EXERCISE PROMPT
Pick out and copy every line below that has the word "source".

EXERCISE MATERIALS start

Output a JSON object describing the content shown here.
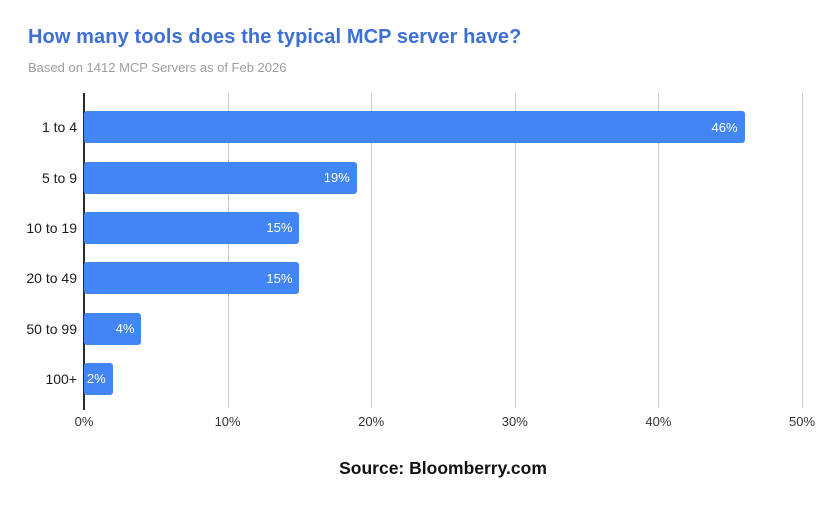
{
  "header": {
    "title": "How many tools does the typical MCP server have?",
    "subtitle": "Based on 1412 MCP Servers as of Feb 2026"
  },
  "chart_data": {
    "type": "bar",
    "orientation": "horizontal",
    "title": "How many tools does the typical MCP server have?",
    "subtitle": "Based on 1412 MCP Servers as of Feb 2026",
    "categories": [
      "1 to 4",
      "5 to 9",
      "10 to 19",
      "20 to 49",
      "50 to 99",
      "100+"
    ],
    "values": [
      46,
      19,
      15,
      15,
      4,
      2
    ],
    "value_labels": [
      "46%",
      "19%",
      "15%",
      "15%",
      "4%",
      "2%"
    ],
    "x_ticks": [
      "0%",
      "10%",
      "20%",
      "30%",
      "40%",
      "50%"
    ],
    "xlim": [
      0,
      50
    ],
    "xlabel": "",
    "ylabel": "",
    "grid": true,
    "legend": "none",
    "bar_color": "#4285F4",
    "value_label_color": "#FFFFFF"
  },
  "footer": {
    "source": "Source: Bloomberry.com"
  },
  "colors": {
    "title": "#3D6FD6",
    "subtitle": "#9E9E9E",
    "bar": "#4285F4",
    "gridline": "#CCCCCC",
    "axis": "#2B2B2B",
    "category_label": "#1B1B1B",
    "tick_label": "#333333",
    "source": "#111111",
    "background": "#FFFFFF"
  }
}
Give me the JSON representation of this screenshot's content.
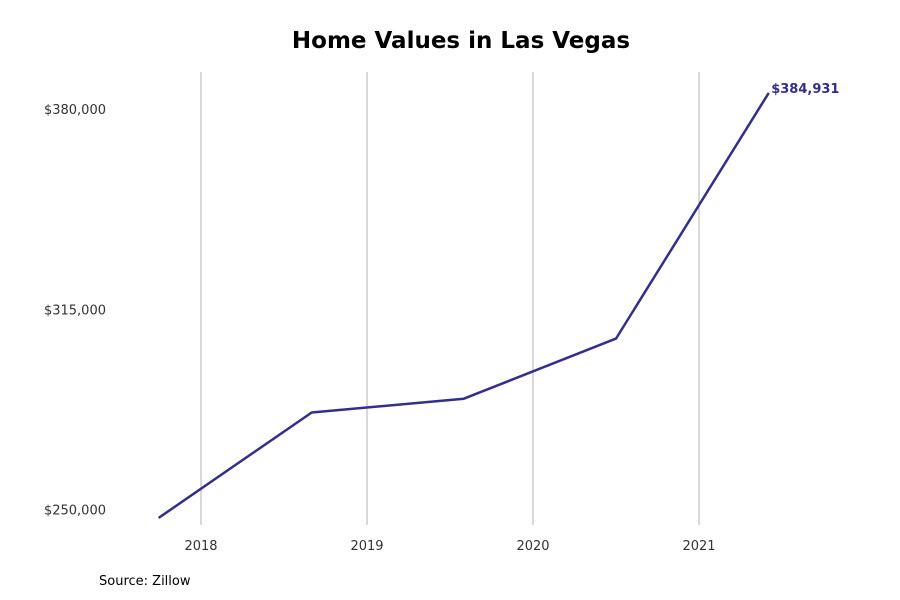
{
  "chart_data": {
    "type": "line",
    "title": "Home Values in Las Vegas",
    "xlabel": "",
    "ylabel": "",
    "x": [
      2017.75,
      2018.667,
      2019.583,
      2020.5,
      2021.417
    ],
    "series": [
      {
        "values": [
          247500,
          281500,
          286000,
          305500,
          384931
        ],
        "color": "#332e8c"
      }
    ],
    "end_label": "$384,931",
    "x_ticks": [
      2018,
      2019,
      2020,
      2021
    ],
    "x_tick_labels": [
      "2018",
      "2019",
      "2020",
      "2021"
    ],
    "y_ticks": [
      250000,
      315000,
      380000
    ],
    "y_tick_labels": [
      "$250,000",
      "$315,000",
      "$380,000"
    ],
    "xlim": [
      2017.5,
      2022
    ],
    "ylim": [
      245000,
      392000
    ],
    "grid": "vertical",
    "legend": "none"
  },
  "source": "Source: Zillow",
  "colors": {
    "line": "#332e8c",
    "grid": "#b0b0b0"
  }
}
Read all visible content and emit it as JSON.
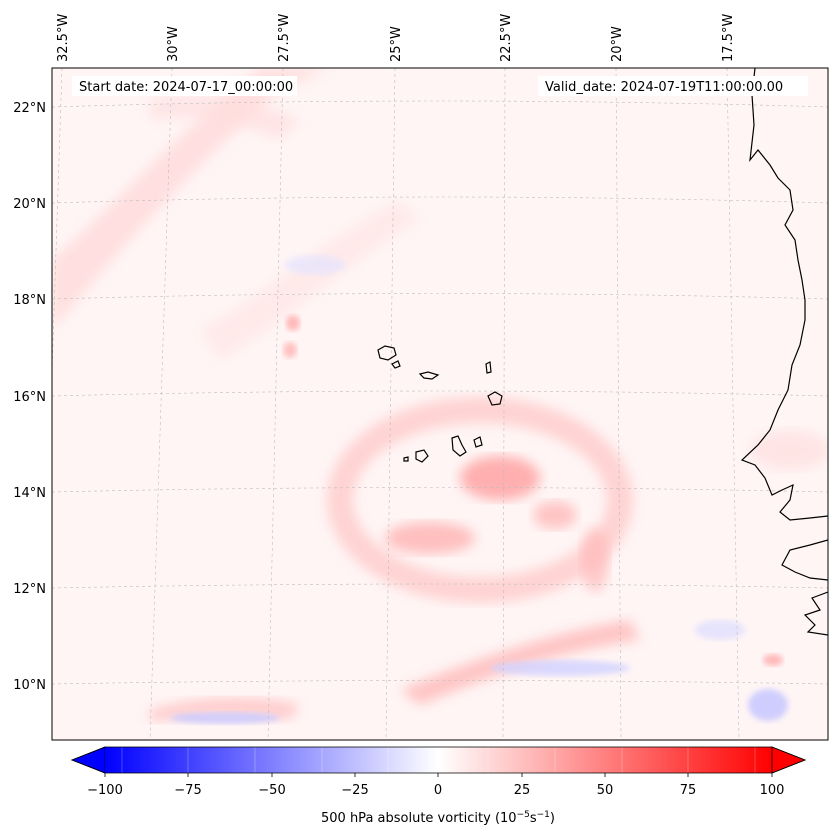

EXERCISE MATERIALS end

TASK RESPONSE
    "source": "Source: Bloomberry.com"
    "source": "#111111",
  "source": "Source: Zillow",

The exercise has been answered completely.